╭─ Data in this exercise

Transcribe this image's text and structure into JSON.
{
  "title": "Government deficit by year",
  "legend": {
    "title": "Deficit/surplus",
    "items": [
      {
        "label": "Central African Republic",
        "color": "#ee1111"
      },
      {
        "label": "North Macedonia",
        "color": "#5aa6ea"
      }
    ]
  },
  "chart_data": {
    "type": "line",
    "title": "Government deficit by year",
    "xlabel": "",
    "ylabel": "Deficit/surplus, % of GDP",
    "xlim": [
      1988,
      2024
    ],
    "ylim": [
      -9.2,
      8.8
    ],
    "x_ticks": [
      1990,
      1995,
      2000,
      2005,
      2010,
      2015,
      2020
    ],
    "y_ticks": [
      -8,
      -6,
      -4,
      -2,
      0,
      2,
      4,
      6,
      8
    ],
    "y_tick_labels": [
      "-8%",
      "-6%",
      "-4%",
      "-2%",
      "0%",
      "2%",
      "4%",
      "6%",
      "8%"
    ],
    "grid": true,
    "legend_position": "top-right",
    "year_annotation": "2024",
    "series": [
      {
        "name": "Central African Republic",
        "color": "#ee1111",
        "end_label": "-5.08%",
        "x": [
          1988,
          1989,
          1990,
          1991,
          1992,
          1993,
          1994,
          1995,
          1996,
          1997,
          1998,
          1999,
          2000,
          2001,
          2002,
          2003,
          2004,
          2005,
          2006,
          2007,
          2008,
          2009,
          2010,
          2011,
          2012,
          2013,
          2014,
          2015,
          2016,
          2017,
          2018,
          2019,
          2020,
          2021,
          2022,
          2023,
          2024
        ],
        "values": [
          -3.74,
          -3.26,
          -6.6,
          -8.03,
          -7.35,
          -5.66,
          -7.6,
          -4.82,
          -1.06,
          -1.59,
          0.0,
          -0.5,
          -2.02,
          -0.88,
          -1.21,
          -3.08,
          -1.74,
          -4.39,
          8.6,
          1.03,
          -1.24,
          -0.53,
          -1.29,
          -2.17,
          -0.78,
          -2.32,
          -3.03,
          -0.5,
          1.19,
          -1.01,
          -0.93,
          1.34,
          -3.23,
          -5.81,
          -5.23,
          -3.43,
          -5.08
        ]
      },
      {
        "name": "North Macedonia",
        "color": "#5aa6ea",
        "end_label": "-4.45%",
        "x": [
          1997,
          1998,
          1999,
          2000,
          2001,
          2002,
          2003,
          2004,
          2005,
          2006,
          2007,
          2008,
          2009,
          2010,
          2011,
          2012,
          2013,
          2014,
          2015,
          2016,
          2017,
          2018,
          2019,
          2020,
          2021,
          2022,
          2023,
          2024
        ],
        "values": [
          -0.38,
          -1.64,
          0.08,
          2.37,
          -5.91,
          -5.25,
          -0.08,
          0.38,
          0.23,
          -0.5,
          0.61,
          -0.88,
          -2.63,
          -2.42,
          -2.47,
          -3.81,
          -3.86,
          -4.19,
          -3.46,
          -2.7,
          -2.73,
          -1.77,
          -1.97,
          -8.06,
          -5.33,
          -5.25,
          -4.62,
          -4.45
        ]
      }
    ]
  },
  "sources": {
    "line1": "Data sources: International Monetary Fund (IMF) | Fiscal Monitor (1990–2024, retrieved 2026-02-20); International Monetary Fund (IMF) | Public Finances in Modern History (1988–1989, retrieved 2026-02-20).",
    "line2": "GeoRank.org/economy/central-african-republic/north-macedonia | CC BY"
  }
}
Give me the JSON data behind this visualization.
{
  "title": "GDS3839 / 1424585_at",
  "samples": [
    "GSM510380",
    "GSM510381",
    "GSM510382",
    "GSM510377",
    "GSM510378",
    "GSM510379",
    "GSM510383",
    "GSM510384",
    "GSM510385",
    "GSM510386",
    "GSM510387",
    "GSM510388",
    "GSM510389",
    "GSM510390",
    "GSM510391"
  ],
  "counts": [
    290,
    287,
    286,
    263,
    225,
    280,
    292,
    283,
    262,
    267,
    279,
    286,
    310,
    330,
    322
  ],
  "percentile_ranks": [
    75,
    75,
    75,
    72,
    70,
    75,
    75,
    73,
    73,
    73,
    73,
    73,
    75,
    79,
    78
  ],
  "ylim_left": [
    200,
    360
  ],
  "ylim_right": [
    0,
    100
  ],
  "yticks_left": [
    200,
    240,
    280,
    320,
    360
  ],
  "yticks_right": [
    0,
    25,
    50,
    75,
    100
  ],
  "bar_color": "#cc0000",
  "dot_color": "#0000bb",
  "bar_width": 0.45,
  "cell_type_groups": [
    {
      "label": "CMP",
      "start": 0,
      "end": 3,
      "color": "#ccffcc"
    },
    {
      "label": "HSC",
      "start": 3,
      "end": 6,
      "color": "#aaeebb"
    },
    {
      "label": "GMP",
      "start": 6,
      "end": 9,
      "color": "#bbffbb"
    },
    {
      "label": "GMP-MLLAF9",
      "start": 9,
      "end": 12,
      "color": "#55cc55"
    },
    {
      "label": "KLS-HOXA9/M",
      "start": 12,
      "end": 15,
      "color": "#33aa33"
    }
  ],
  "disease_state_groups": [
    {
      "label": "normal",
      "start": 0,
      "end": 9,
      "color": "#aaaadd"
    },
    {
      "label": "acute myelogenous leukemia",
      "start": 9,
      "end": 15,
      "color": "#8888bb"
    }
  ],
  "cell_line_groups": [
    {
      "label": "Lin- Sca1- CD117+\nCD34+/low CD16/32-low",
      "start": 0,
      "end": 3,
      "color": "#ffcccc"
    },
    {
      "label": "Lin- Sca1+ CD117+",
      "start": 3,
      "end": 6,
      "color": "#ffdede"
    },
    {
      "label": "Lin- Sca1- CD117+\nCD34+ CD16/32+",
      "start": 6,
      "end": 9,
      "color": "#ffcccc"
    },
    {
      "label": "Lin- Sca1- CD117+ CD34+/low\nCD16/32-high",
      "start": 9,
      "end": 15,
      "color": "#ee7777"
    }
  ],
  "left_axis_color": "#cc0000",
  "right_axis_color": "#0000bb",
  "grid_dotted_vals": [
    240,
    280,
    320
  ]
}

╰─

All of the data needs to be printed once more, exactly.

Transcribe this image's text and structure into JSON.
{
  "title": "Government deficit by year",
  "legend": {
    "title": "Deficit/surplus",
    "items": [
      {
        "label": "Central African Republic",
        "color": "#ee1111"
      },
      {
        "label": "North Macedonia",
        "color": "#5aa6ea"
      }
    ]
  },
  "chart_data": {
    "type": "line",
    "title": "Government deficit by year",
    "xlabel": "",
    "ylabel": "Deficit/surplus, % of GDP",
    "xlim": [
      1988,
      2024
    ],
    "ylim": [
      -9.2,
      8.8
    ],
    "x_ticks": [
      1990,
      1995,
      2000,
      2005,
      2010,
      2015,
      2020
    ],
    "y_ticks": [
      -8,
      -6,
      -4,
      -2,
      0,
      2,
      4,
      6,
      8
    ],
    "y_tick_labels": [
      "-8%",
      "-6%",
      "-4%",
      "-2%",
      "0%",
      "2%",
      "4%",
      "6%",
      "8%"
    ],
    "grid": true,
    "legend_position": "top-right",
    "year_annotation": "2024",
    "series": [
      {
        "name": "Central African Republic",
        "color": "#ee1111",
        "end_label": "-5.08%",
        "x": [
          1988,
          1989,
          1990,
          1991,
          1992,
          1993,
          1994,
          1995,
          1996,
          1997,
          1998,
          1999,
          2000,
          2001,
          2002,
          2003,
          2004,
          2005,
          2006,
          2007,
          2008,
          2009,
          2010,
          2011,
          2012,
          2013,
          2014,
          2015,
          2016,
          2017,
          2018,
          2019,
          2020,
          2021,
          2022,
          2023,
          2024
        ],
        "values": [
          -3.74,
          -3.26,
          -6.6,
          -8.03,
          -7.35,
          -5.66,
          -7.6,
          -4.82,
          -1.06,
          -1.59,
          0.0,
          -0.5,
          -2.02,
          -0.88,
          -1.21,
          -3.08,
          -1.74,
          -4.39,
          8.6,
          1.03,
          -1.24,
          -0.53,
          -1.29,
          -2.17,
          -0.78,
          -2.32,
          -3.03,
          -0.5,
          1.19,
          -1.01,
          -0.93,
          1.34,
          -3.23,
          -5.81,
          -5.23,
          -3.43,
          -5.08
        ]
      },
      {
        "name": "North Macedonia",
        "color": "#5aa6ea",
        "end_label": "-4.45%",
        "x": [
          1997,
          1998,
          1999,
          2000,
          2001,
          2002,
          2003,
          2004,
          2005,
          2006,
          2007,
          2008,
          2009,
          2010,
          2011,
          2012,
          2013,
          2014,
          2015,
          2016,
          2017,
          2018,
          2019,
          2020,
          2021,
          2022,
          2023,
          2024
        ],
        "values": [
          -0.38,
          -1.64,
          0.08,
          2.37,
          -5.91,
          -5.25,
          -0.08,
          0.38,
          0.23,
          -0.5,
          0.61,
          -0.88,
          -2.63,
          -2.42,
          -2.47,
          -3.81,
          -3.86,
          -4.19,
          -3.46,
          -2.7,
          -2.73,
          -1.77,
          -1.97,
          -8.06,
          -5.33,
          -5.25,
          -4.62,
          -4.45
        ]
      }
    ]
  },
  "sources": {
    "line1": "Data sources: International Monetary Fund (IMF) | Fiscal Monitor (1990–2024, retrieved 2026-02-20); International Monetary Fund (IMF) | Public Finances in Modern History (1988–1989, retrieved 2026-02-20).",
    "line2": "GeoRank.org/economy/central-african-republic/north-macedonia | CC BY"
  }
}
Give me the JSON data behind this visualization.
{
  "title": "GDS3839 / 1424585_at",
  "samples": [
    "GSM510380",
    "GSM510381",
    "GSM510382",
    "GSM510377",
    "GSM510378",
    "GSM510379",
    "GSM510383",
    "GSM510384",
    "GSM510385",
    "GSM510386",
    "GSM510387",
    "GSM510388",
    "GSM510389",
    "GSM510390",
    "GSM510391"
  ],
  "counts": [
    290,
    287,
    286,
    263,
    225,
    280,
    292,
    283,
    262,
    267,
    279,
    286,
    310,
    330,
    322
  ],
  "percentile_ranks": [
    75,
    75,
    75,
    72,
    70,
    75,
    75,
    73,
    73,
    73,
    73,
    73,
    75,
    79,
    78
  ],
  "ylim_left": [
    200,
    360
  ],
  "ylim_right": [
    0,
    100
  ],
  "yticks_left": [
    200,
    240,
    280,
    320,
    360
  ],
  "yticks_right": [
    0,
    25,
    50,
    75,
    100
  ],
  "bar_color": "#cc0000",
  "dot_color": "#0000bb",
  "bar_width": 0.45,
  "cell_type_groups": [
    {
      "label": "CMP",
      "start": 0,
      "end": 3,
      "color": "#ccffcc"
    },
    {
      "label": "HSC",
      "start": 3,
      "end": 6,
      "color": "#aaeebb"
    },
    {
      "label": "GMP",
      "start": 6,
      "end": 9,
      "color": "#bbffbb"
    },
    {
      "label": "GMP-MLLAF9",
      "start": 9,
      "end": 12,
      "color": "#55cc55"
    },
    {
      "label": "KLS-HOXA9/M",
      "start": 12,
      "end": 15,
      "color": "#33aa33"
    }
  ],
  "disease_state_groups": [
    {
      "label": "normal",
      "start": 0,
      "end": 9,
      "color": "#aaaadd"
    },
    {
      "label": "acute myelogenous leukemia",
      "start": 9,
      "end": 15,
      "color": "#8888bb"
    }
  ],
  "cell_line_groups": [
    {
      "label": "Lin- Sca1- CD117+\nCD34+/low CD16/32-low",
      "start": 0,
      "end": 3,
      "color": "#ffcccc"
    },
    {
      "label": "Lin- Sca1+ CD117+",
      "start": 3,
      "end": 6,
      "color": "#ffdede"
    },
    {
      "label": "Lin- Sca1- CD117+\nCD34+ CD16/32+",
      "start": 6,
      "end": 9,
      "color": "#ffcccc"
    },
    {
      "label": "Lin- Sca1- CD117+ CD34+/low\nCD16/32-high",
      "start": 9,
      "end": 15,
      "color": "#ee7777"
    }
  ],
  "left_axis_color": "#cc0000",
  "right_axis_color": "#0000bb",
  "grid_dotted_vals": [
    240,
    280,
    320
  ]
}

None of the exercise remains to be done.